§ **GIVEN EXERCISE**:
Return the lines below that carry the word "label".

----

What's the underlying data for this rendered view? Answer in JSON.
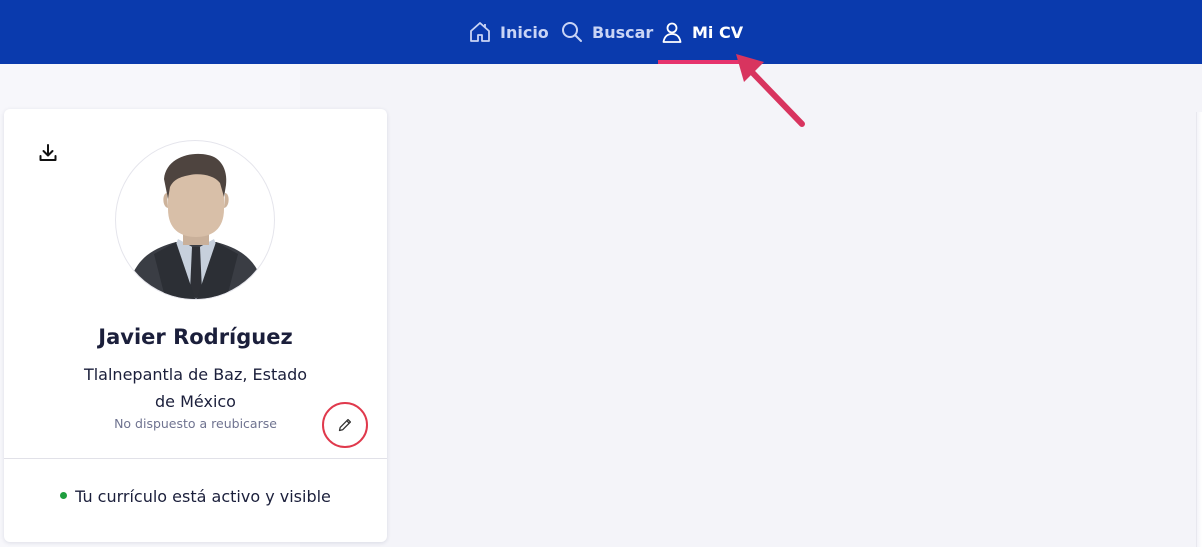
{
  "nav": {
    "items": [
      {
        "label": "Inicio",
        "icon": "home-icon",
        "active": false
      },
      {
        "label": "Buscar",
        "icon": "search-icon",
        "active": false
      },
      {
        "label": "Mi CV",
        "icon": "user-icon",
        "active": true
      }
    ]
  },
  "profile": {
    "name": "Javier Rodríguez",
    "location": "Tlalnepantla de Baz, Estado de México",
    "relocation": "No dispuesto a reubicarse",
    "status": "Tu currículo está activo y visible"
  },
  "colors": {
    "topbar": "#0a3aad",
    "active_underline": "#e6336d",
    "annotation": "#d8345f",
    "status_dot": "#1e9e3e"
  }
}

----

§ **FULL RESPONSE**:
        "label": "Inicio",
        "label": "Buscar",
        "label": "Mi CV",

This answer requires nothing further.